╭─ Data lines
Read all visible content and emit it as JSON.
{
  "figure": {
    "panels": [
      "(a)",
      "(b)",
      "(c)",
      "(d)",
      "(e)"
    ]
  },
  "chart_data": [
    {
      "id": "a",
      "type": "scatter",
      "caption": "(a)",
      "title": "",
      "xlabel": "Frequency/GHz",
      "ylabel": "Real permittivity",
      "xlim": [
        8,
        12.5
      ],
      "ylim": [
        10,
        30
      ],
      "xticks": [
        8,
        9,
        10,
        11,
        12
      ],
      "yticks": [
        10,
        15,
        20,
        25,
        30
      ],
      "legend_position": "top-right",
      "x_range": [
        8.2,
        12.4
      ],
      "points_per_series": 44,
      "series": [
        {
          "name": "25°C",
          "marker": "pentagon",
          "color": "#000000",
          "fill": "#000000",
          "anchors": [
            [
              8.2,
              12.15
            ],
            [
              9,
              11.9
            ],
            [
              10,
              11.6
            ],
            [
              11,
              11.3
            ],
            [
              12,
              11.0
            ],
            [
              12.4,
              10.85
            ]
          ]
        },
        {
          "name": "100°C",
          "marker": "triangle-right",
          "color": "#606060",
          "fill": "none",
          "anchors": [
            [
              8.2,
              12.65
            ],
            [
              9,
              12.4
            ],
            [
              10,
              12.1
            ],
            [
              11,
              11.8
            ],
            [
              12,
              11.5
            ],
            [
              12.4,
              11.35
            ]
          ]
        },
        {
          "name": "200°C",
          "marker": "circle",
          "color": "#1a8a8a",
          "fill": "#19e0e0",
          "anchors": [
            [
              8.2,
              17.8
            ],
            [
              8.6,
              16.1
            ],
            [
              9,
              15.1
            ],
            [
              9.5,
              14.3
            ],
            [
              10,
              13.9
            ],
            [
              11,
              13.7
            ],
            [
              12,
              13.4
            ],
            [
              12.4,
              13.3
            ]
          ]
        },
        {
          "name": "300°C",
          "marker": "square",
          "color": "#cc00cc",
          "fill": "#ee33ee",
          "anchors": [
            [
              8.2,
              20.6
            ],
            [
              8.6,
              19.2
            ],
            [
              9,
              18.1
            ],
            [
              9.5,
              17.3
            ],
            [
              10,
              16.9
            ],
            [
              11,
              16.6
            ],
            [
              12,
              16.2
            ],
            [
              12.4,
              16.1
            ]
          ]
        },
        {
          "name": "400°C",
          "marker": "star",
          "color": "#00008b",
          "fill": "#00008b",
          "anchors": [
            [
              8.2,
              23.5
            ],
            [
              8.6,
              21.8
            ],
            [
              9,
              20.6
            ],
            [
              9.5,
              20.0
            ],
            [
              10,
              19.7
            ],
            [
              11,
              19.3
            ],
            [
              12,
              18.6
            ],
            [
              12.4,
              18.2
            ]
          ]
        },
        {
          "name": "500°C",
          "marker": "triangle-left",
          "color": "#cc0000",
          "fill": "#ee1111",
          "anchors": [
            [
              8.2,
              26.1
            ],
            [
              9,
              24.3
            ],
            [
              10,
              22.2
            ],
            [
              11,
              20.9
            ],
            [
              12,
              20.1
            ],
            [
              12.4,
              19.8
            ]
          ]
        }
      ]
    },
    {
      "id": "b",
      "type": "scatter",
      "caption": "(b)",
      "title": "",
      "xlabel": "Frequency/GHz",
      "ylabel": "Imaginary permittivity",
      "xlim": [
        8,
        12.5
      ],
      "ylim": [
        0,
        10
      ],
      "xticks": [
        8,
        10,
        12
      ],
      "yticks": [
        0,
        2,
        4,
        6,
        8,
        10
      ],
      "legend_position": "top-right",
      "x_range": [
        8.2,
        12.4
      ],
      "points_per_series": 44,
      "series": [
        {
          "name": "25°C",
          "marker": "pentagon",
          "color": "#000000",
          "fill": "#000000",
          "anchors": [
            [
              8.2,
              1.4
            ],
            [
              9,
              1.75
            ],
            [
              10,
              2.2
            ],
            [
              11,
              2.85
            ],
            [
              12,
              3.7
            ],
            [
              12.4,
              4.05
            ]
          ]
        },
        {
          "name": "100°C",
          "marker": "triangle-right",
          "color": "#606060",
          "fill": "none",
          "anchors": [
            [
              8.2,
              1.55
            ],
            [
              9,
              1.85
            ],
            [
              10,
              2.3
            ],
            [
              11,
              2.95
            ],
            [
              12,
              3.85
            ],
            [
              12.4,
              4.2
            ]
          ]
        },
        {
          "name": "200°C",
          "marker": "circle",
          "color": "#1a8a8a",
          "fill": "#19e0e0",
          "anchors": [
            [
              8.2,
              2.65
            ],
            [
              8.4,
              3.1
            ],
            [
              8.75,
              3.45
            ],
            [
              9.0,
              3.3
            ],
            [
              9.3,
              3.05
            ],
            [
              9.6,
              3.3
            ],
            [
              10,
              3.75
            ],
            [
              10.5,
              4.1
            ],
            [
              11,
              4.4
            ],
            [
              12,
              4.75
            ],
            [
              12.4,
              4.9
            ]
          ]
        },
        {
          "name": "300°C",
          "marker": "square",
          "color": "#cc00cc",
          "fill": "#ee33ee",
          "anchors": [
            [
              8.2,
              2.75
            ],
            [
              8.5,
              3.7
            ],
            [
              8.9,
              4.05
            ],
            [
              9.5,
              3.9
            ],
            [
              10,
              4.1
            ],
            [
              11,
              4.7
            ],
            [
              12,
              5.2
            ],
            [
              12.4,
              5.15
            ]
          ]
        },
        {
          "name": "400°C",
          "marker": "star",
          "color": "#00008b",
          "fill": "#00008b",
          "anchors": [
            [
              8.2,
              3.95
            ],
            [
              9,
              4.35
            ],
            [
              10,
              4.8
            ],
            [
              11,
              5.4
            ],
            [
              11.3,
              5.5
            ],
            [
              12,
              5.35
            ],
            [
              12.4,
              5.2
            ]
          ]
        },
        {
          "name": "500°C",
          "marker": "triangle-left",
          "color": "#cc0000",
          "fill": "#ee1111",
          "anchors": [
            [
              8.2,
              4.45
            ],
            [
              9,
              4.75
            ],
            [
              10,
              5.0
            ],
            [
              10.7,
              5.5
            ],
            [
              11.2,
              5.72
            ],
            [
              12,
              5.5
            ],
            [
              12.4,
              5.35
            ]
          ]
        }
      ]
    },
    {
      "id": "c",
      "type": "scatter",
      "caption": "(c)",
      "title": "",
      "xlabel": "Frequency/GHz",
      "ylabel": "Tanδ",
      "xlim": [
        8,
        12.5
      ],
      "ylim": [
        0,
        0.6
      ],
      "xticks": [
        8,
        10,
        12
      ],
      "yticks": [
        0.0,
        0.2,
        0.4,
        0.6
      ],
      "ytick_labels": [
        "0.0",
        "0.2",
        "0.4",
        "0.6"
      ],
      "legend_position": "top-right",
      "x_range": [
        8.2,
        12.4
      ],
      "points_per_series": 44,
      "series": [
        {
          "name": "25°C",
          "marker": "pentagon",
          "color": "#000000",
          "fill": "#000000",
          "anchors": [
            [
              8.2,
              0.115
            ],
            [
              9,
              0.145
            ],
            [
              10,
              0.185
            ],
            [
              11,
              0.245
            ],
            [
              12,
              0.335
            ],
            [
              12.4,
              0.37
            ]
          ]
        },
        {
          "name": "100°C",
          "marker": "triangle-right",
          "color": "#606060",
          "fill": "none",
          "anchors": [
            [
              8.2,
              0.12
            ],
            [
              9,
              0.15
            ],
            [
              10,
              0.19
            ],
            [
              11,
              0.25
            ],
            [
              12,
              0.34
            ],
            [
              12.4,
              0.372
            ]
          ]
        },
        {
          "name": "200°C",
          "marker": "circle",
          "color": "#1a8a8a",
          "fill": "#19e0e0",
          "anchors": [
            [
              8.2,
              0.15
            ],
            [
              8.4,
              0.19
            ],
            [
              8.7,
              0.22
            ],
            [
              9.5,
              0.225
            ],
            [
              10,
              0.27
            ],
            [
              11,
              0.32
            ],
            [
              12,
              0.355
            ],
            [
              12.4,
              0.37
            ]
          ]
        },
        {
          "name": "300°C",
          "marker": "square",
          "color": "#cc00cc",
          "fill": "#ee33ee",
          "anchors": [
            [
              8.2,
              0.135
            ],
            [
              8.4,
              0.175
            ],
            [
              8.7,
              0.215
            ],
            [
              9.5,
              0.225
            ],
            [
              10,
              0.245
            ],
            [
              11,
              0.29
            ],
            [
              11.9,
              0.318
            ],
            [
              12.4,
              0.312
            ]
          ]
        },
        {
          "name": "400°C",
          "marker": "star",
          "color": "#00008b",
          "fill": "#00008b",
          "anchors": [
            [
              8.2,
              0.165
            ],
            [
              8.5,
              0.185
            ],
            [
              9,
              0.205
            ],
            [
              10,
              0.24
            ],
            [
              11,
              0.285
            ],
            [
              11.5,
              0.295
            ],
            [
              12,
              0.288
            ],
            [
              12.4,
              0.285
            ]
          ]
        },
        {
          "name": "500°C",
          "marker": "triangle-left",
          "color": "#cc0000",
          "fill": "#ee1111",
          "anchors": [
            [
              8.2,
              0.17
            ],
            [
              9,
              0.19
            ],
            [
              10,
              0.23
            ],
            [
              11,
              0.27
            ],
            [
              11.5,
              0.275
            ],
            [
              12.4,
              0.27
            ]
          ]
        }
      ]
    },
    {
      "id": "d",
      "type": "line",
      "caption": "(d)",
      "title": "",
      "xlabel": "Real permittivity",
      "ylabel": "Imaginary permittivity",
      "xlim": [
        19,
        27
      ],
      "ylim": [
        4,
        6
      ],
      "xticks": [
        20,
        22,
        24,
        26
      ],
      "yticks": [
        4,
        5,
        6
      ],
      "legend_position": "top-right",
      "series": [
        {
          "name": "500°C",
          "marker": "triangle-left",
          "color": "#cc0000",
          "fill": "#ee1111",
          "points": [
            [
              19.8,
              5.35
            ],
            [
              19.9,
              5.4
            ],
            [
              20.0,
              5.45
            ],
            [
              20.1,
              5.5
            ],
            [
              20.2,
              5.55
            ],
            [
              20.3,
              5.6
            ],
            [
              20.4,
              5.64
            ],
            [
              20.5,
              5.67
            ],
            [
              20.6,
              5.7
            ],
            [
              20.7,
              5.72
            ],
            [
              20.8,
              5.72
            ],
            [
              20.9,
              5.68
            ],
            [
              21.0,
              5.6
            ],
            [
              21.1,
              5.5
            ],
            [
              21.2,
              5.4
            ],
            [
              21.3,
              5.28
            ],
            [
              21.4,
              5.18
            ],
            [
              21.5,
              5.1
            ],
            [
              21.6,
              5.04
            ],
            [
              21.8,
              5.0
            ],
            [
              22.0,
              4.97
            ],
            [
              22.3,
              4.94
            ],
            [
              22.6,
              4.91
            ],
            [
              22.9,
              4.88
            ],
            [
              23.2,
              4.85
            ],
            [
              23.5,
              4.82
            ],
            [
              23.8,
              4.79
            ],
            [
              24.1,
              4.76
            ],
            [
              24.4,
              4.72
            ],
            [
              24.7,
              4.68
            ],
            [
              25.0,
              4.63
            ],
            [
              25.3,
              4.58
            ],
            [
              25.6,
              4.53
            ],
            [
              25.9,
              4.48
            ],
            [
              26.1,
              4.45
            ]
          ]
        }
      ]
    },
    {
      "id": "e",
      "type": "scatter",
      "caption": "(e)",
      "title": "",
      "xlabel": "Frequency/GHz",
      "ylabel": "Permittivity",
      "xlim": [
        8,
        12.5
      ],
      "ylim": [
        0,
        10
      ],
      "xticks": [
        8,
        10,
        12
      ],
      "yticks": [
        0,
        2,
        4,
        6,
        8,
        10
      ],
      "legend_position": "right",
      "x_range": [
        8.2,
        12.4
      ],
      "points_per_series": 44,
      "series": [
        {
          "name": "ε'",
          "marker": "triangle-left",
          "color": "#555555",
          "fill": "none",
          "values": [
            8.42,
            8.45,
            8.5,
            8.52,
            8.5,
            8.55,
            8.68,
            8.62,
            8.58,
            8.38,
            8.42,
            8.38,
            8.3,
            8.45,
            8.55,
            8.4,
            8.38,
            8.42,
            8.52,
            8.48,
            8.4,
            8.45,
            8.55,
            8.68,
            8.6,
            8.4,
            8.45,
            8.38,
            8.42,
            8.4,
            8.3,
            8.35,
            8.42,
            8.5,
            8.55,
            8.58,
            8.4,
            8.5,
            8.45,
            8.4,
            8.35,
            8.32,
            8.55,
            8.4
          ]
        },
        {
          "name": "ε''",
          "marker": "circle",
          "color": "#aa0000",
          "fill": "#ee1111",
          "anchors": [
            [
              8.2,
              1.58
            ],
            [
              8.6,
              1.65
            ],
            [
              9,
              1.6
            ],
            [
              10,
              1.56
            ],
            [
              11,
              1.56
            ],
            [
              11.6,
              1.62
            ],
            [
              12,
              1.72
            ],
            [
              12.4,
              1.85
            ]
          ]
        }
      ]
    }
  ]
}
╰─
■ What you have to do ■
Reproduce each line from the records that contains the word "ylabel".

■ Final answer ■
      "ylabel": "Real permittivity",
      "ylabel": "Imaginary permittivity",
      "ylabel": "Tanδ",
      "ylabel": "Imaginary permittivity",
      "ylabel": "Permittivity",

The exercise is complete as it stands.